__Task prompt__
Select from the records below every line that has the word "color" in it.

__Extracted entries__
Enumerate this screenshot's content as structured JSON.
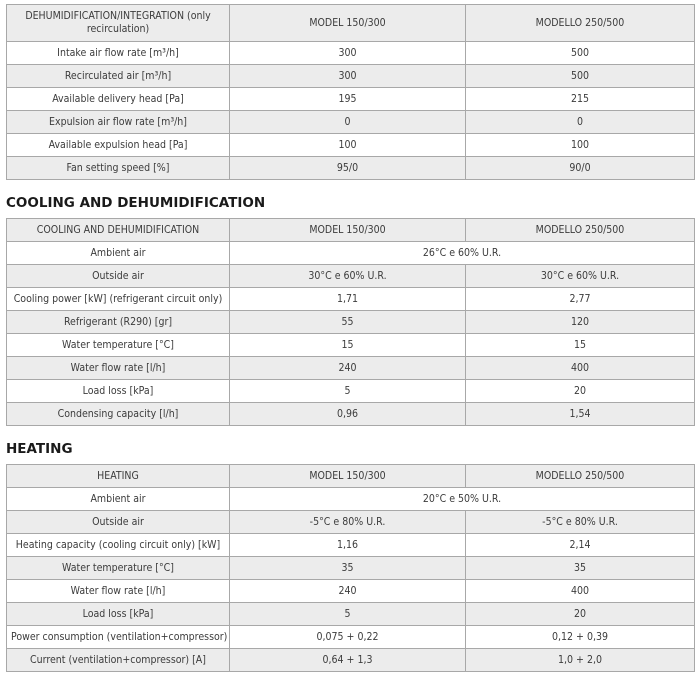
{
  "table1": {
    "header": [
      "DEHUMIDIFICATION/INTEGRATION (only recirculation)",
      "MODEL 150/300",
      "MODELLO 250/500"
    ],
    "rows": [
      {
        "label": "Intake air flow rate [m³/h]",
        "v1": "300",
        "v2": "500"
      },
      {
        "label": "Recirculated air [m³/h]",
        "v1": "300",
        "v2": "500"
      },
      {
        "label": "Available delivery head [Pa]",
        "v1": "195",
        "v2": "215"
      },
      {
        "label": "Expulsion air flow rate [m³/h]",
        "v1": "0",
        "v2": "0"
      },
      {
        "label": "Available expulsion head [Pa]",
        "v1": "100",
        "v2": "100"
      },
      {
        "label": "Fan setting speed [%]",
        "v1": "95/0",
        "v2": "90/0"
      }
    ]
  },
  "section2_title": "COOLING AND DEHUMIDIFICATION",
  "table2": {
    "header": [
      "COOLING AND DEHUMIDIFICATION",
      "MODEL 150/300",
      "MODELLO 250/500"
    ],
    "ambient": {
      "label": "Ambient air",
      "value": "26°C e 60% U.R."
    },
    "rows": [
      {
        "label": "Outside air",
        "v1": "30°C e 60% U.R.",
        "v2": "30°C e 60% U.R."
      },
      {
        "label": "Cooling power [kW] (refrigerant circuit only)",
        "v1": "1,71",
        "v2": "2,77"
      },
      {
        "label": "Refrigerant (R290) [gr]",
        "v1": "55",
        "v2": "120"
      },
      {
        "label": "Water temperature [°C]",
        "v1": "15",
        "v2": "15"
      },
      {
        "label": "Water flow rate [l/h]",
        "v1": "240",
        "v2": "400"
      },
      {
        "label": "Load loss [kPa]",
        "v1": "5",
        "v2": "20"
      },
      {
        "label": "Condensing capacity [l/h]",
        "v1": "0,96",
        "v2": "1,54"
      }
    ]
  },
  "section3_title": "HEATING",
  "table3": {
    "header": [
      "HEATING",
      "MODEL 150/300",
      "MODELLO 250/500"
    ],
    "ambient": {
      "label": "Ambient air",
      "value": "20°C e 50% U.R."
    },
    "rows": [
      {
        "label": "Outside air",
        "v1": "-5°C e 80% U.R.",
        "v2": "-5°C e 80% U.R."
      },
      {
        "label": "Heating capacity (cooling circuit only) [kW]",
        "v1": "1,16",
        "v2": "2,14"
      },
      {
        "label": "Water temperature [°C]",
        "v1": "35",
        "v2": "35"
      },
      {
        "label": "Water flow rate [l/h]",
        "v1": "240",
        "v2": "400"
      },
      {
        "label": "Load loss [kPa]",
        "v1": "5",
        "v2": "20"
      },
      {
        "label": "Power consumption (ventilation+compressor) [kW]",
        "v1": "0,075 + 0,22",
        "v2": "0,12 + 0,39"
      },
      {
        "label": "Current (ventilation+compressor) [A]",
        "v1": "0,64 + 1,3",
        "v2": "1,0 + 2,0"
      }
    ]
  }
}
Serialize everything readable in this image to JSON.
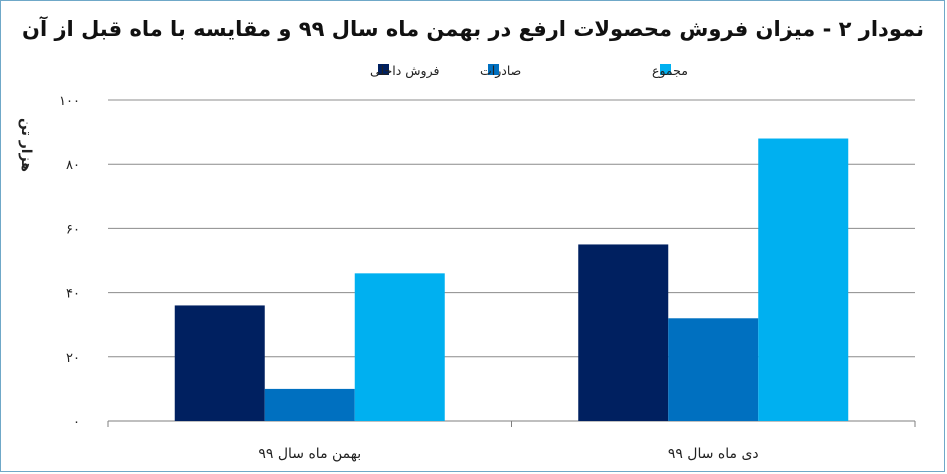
{
  "chart_data": {
    "type": "bar",
    "title": "نمودار ۲ - میزان فروش محصولات ارفع در بهمن ماه سال ۹۹ و مقایسه با ماه قبل از آن",
    "ylabel": "هزار تن",
    "xlabel": "",
    "categories": [
      "بهمن ماه سال ۹۹",
      "دی ماه سال ۹۹"
    ],
    "series": [
      {
        "name": "فروش داخلی",
        "color": "#002060",
        "values": [
          36,
          55
        ]
      },
      {
        "name": "صادرات",
        "color": "#0070c0",
        "values": [
          10,
          32
        ]
      },
      {
        "name": "مجموع",
        "color": "#00b0f0",
        "values": [
          46,
          88
        ]
      }
    ],
    "ylim": [
      0,
      100
    ],
    "yticks": [
      0,
      20,
      40,
      60,
      80,
      100
    ],
    "ytick_labels": [
      "۰",
      "۲۰",
      "۴۰",
      "۶۰",
      "۸۰",
      "۱۰۰"
    ],
    "grid": true,
    "legend_position": "top"
  }
}
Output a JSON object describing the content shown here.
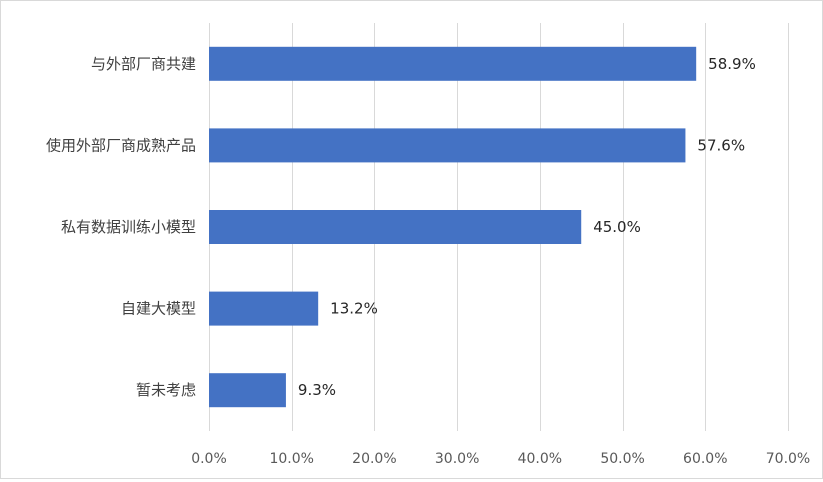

__Response to the task__
        "color": "#002060",
        "color": "#0070c0",
        "color": "#00b0f0",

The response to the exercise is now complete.